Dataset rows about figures
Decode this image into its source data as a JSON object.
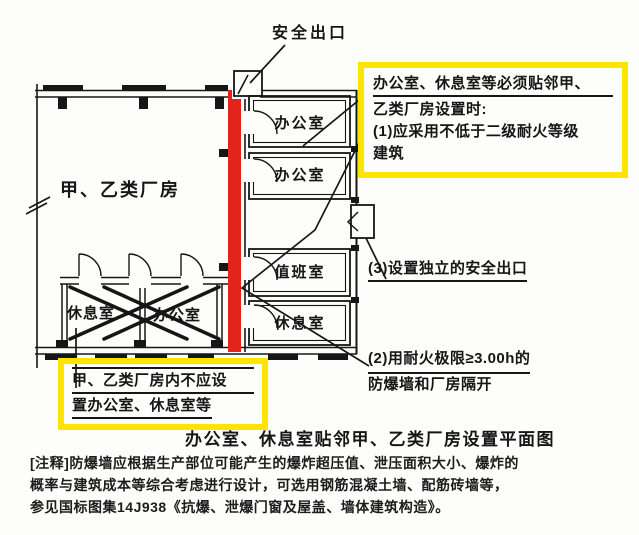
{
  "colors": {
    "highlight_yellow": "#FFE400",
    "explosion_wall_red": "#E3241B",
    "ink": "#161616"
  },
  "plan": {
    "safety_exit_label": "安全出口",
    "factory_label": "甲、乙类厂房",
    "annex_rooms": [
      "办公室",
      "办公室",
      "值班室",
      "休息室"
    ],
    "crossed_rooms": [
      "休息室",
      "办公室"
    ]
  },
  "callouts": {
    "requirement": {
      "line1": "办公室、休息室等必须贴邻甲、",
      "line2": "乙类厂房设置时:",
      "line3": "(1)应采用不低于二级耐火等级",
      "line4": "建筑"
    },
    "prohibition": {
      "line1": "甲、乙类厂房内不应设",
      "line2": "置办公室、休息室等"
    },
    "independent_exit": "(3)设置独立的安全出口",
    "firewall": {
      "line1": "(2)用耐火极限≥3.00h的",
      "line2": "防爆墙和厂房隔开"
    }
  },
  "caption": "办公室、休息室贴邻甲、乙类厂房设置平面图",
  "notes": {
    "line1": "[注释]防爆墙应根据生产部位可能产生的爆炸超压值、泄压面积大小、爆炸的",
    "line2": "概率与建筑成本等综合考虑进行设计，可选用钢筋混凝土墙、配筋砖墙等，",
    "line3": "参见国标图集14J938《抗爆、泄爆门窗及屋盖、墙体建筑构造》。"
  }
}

TASK REQUIREMENTS
Go through the data above and transcribe it in full, omitting any image.

EXERCISE RESULT
Decode this image into its source data as a JSON object.
{
  "colors": {
    "highlight_yellow": "#FFE400",
    "explosion_wall_red": "#E3241B",
    "ink": "#161616"
  },
  "plan": {
    "safety_exit_label": "安全出口",
    "factory_label": "甲、乙类厂房",
    "annex_rooms": [
      "办公室",
      "办公室",
      "值班室",
      "休息室"
    ],
    "crossed_rooms": [
      "休息室",
      "办公室"
    ]
  },
  "callouts": {
    "requirement": {
      "line1": "办公室、休息室等必须贴邻甲、",
      "line2": "乙类厂房设置时:",
      "line3": "(1)应采用不低于二级耐火等级",
      "line4": "建筑"
    },
    "prohibition": {
      "line1": "甲、乙类厂房内不应设",
      "line2": "置办公室、休息室等"
    },
    "independent_exit": "(3)设置独立的安全出口",
    "firewall": {
      "line1": "(2)用耐火极限≥3.00h的",
      "line2": "防爆墙和厂房隔开"
    }
  },
  "caption": "办公室、休息室贴邻甲、乙类厂房设置平面图",
  "notes": {
    "line1": "[注释]防爆墙应根据生产部位可能产生的爆炸超压值、泄压面积大小、爆炸的",
    "line2": "概率与建筑成本等综合考虑进行设计，可选用钢筋混凝土墙、配筋砖墙等，",
    "line3": "参见国标图集14J938《抗爆、泄爆门窗及屋盖、墙体建筑构造》。"
  }
}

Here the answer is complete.